--- Start SUPPLIED ENTRIES ---

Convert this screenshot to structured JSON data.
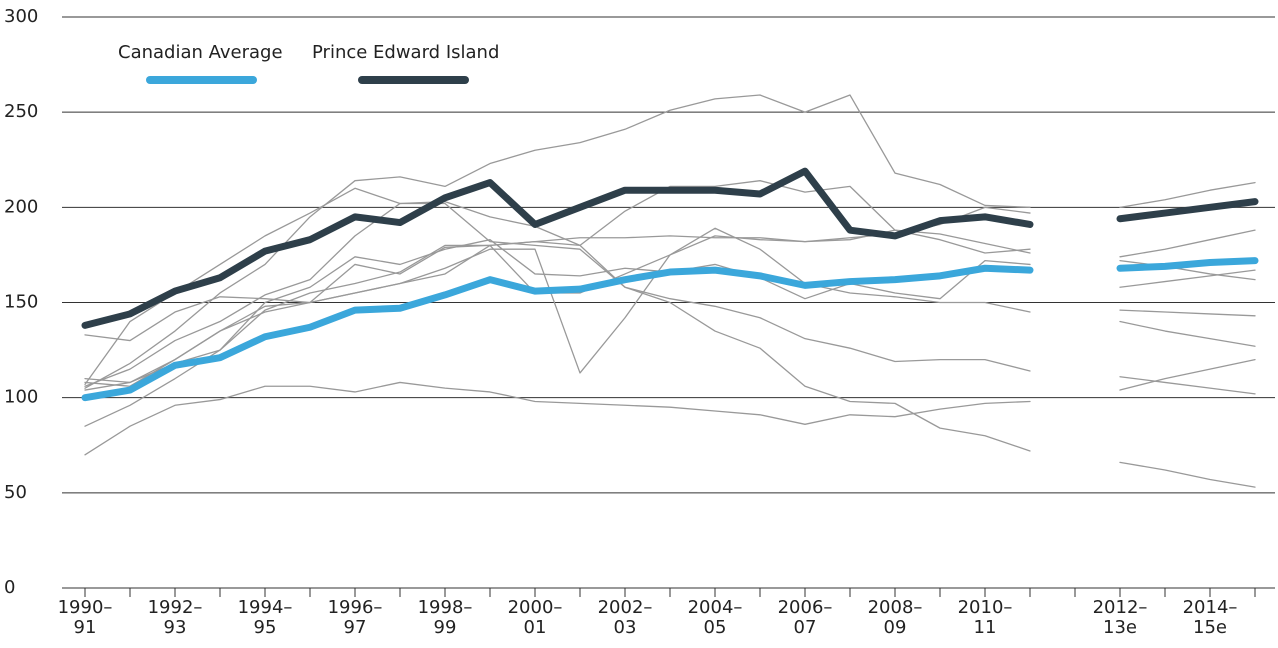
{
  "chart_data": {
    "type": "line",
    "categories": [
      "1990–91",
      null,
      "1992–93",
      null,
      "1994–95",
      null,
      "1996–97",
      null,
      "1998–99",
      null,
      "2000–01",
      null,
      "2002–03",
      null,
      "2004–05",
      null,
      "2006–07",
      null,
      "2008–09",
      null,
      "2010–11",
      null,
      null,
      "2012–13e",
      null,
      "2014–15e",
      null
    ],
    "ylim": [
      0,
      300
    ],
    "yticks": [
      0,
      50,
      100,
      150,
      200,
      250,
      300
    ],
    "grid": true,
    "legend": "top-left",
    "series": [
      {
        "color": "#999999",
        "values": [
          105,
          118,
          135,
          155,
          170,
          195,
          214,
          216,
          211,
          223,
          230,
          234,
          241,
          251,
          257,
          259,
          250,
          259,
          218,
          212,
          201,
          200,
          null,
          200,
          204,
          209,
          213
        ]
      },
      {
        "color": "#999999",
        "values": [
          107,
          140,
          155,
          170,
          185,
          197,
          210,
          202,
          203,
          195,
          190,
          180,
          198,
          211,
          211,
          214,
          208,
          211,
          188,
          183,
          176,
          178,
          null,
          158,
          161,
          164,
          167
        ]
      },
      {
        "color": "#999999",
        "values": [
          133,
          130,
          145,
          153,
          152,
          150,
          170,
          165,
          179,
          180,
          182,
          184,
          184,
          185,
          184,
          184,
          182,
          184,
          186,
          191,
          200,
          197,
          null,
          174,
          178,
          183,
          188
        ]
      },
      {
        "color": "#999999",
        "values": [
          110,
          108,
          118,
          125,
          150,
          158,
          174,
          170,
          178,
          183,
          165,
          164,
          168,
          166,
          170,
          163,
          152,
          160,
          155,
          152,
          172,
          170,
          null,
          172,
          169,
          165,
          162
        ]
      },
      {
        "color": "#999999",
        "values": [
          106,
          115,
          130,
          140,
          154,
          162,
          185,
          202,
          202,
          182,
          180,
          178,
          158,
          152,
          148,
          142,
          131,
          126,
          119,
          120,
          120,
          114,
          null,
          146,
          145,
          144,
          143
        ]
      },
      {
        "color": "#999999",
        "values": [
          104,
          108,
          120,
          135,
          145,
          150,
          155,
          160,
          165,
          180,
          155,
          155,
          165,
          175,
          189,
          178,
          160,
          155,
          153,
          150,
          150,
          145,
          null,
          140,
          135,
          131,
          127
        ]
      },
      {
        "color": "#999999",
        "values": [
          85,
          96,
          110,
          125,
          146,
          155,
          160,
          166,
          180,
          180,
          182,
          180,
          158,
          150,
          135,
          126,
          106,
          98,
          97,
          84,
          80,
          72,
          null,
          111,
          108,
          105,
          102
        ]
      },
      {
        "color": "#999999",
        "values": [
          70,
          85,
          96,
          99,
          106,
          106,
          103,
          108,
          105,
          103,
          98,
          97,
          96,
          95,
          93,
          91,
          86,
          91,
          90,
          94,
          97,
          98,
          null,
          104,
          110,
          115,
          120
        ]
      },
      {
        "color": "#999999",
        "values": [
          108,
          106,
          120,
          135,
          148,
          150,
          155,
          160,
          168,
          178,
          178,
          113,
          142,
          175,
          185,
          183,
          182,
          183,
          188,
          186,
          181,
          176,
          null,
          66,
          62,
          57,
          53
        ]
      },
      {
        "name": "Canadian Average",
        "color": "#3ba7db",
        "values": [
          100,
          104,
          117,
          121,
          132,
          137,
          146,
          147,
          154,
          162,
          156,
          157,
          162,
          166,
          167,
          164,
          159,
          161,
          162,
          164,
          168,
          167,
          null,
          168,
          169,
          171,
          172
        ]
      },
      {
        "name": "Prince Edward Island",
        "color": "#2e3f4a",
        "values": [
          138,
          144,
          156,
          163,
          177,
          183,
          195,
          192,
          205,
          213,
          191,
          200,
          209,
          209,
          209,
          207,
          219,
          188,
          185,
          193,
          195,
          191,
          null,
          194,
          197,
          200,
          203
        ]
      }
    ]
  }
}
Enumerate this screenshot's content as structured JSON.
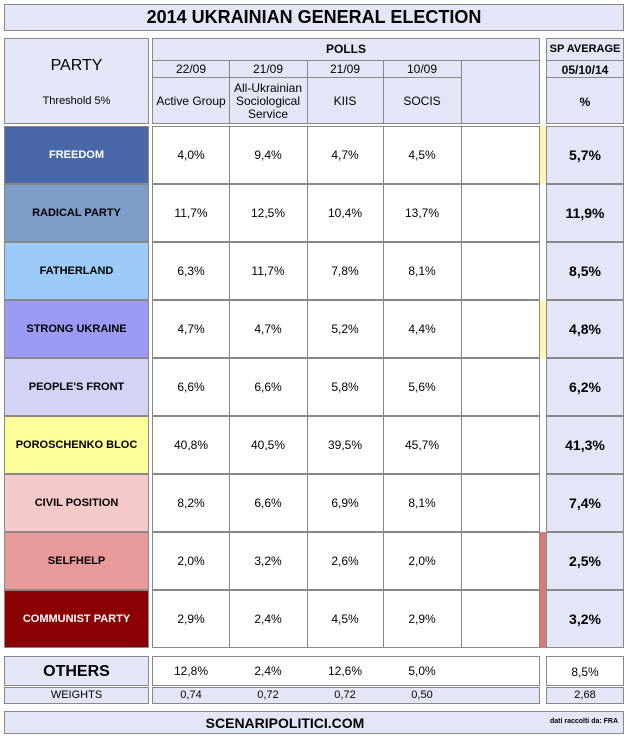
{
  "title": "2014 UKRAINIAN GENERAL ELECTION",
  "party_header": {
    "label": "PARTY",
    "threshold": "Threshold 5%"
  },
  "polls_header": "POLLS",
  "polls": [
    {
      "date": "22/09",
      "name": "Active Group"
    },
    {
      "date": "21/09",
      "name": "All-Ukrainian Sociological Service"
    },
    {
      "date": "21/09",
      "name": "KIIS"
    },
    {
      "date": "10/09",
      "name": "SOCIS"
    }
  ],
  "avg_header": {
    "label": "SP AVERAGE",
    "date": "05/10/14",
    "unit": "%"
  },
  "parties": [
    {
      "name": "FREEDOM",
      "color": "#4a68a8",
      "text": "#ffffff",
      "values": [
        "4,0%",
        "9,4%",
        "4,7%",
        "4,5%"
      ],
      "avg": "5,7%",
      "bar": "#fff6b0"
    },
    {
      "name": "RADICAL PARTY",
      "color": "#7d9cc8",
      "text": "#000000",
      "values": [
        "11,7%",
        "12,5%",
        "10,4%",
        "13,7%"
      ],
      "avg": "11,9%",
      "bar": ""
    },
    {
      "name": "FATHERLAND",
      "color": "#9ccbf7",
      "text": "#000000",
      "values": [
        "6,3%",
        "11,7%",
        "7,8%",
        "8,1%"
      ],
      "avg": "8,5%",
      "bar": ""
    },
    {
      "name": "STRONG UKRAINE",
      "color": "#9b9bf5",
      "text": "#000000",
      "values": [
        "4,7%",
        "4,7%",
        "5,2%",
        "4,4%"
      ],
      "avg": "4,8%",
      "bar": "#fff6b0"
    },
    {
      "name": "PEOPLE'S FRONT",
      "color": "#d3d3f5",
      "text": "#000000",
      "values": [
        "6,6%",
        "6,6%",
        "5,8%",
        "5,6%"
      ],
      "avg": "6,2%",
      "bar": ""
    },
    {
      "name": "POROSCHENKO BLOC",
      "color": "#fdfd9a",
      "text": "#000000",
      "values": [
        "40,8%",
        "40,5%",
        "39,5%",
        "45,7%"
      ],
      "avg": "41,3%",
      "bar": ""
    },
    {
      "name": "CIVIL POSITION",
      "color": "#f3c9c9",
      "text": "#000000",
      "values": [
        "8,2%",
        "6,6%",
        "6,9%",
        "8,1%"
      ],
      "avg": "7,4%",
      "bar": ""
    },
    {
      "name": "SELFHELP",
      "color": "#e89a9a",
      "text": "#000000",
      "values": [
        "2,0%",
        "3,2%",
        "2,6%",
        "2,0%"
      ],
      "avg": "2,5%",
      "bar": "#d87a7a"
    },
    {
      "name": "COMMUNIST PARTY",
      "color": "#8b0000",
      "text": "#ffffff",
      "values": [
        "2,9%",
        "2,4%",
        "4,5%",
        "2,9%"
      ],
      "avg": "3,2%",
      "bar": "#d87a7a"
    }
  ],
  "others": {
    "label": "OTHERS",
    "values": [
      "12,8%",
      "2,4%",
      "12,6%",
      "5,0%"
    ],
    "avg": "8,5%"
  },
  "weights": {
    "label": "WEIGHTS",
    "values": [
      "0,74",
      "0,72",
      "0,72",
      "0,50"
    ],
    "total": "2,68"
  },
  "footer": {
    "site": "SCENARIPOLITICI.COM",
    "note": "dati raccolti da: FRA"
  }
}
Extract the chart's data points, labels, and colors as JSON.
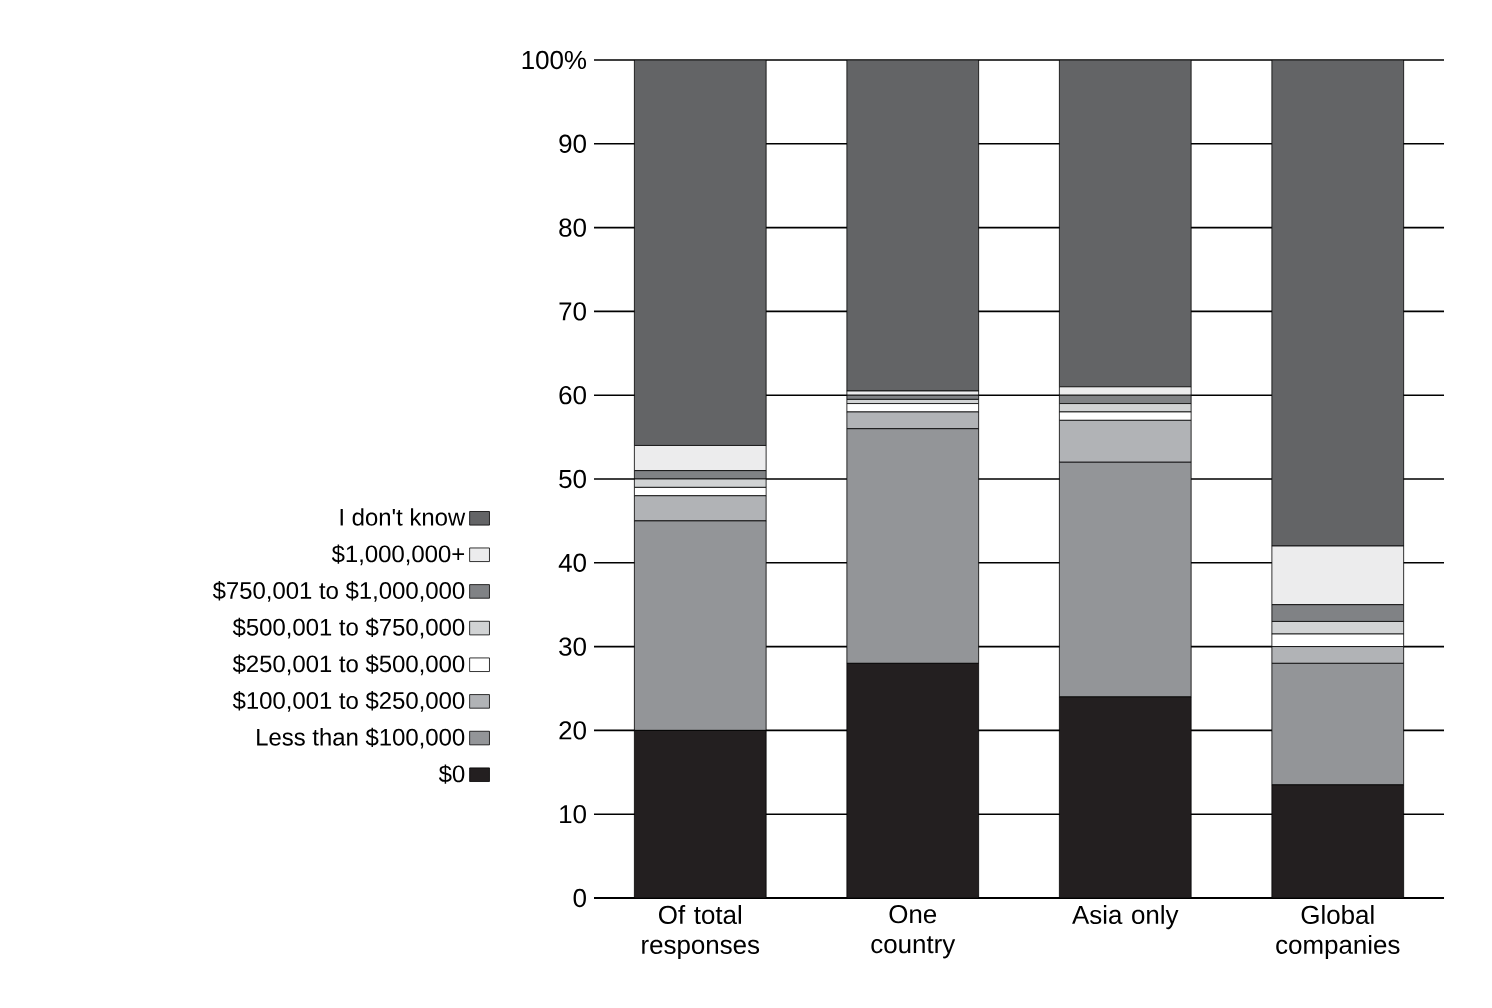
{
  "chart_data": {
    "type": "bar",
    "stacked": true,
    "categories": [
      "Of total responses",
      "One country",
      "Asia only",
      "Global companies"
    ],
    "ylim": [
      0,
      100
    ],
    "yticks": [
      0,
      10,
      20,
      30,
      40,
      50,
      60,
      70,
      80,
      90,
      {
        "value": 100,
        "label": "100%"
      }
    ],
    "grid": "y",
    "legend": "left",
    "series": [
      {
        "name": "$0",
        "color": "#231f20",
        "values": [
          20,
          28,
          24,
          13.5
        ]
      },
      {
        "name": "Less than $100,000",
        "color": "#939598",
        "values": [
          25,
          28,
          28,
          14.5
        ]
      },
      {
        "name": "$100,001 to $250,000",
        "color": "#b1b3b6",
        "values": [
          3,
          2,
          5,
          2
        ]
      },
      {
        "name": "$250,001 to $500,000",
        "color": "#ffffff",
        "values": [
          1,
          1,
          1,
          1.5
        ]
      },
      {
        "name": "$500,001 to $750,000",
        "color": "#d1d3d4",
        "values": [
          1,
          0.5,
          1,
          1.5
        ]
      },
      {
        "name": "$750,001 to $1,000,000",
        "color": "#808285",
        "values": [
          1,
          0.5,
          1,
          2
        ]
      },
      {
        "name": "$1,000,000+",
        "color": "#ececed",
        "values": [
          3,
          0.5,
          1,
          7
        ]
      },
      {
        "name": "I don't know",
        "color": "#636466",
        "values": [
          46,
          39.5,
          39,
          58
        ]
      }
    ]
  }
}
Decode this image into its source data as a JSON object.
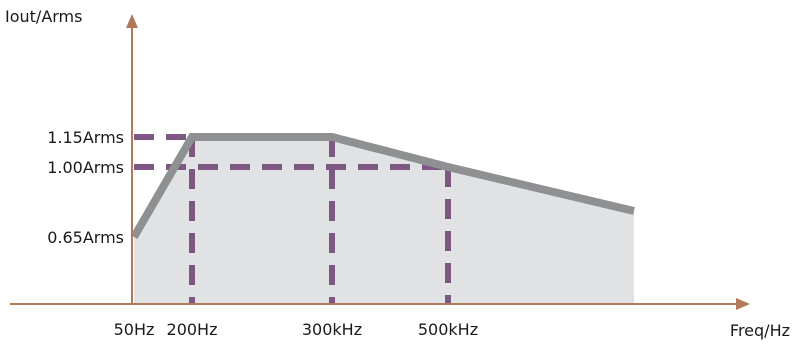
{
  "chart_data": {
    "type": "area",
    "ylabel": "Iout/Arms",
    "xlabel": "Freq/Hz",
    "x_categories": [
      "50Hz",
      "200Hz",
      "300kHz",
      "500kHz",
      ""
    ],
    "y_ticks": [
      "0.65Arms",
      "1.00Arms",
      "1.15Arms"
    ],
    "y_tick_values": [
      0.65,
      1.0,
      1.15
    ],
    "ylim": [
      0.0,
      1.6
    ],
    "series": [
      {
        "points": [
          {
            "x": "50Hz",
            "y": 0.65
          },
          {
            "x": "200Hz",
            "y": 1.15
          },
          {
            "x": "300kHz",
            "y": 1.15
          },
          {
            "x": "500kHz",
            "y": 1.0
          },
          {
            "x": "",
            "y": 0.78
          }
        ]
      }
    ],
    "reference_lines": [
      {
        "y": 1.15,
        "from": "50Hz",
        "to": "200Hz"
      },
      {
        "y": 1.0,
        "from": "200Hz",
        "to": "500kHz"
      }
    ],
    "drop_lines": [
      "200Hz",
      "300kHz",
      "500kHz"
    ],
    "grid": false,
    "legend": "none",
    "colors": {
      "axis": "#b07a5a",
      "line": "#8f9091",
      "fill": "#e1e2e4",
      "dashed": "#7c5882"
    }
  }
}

--- End SUPPLIED ENTRIES ---

SET PROBLEM: Show the lines that mention the word "structured".

TASK RESULT:
Convert this screenshot to structured JSON data.
Enumerate this screenshot's content as structured JSON.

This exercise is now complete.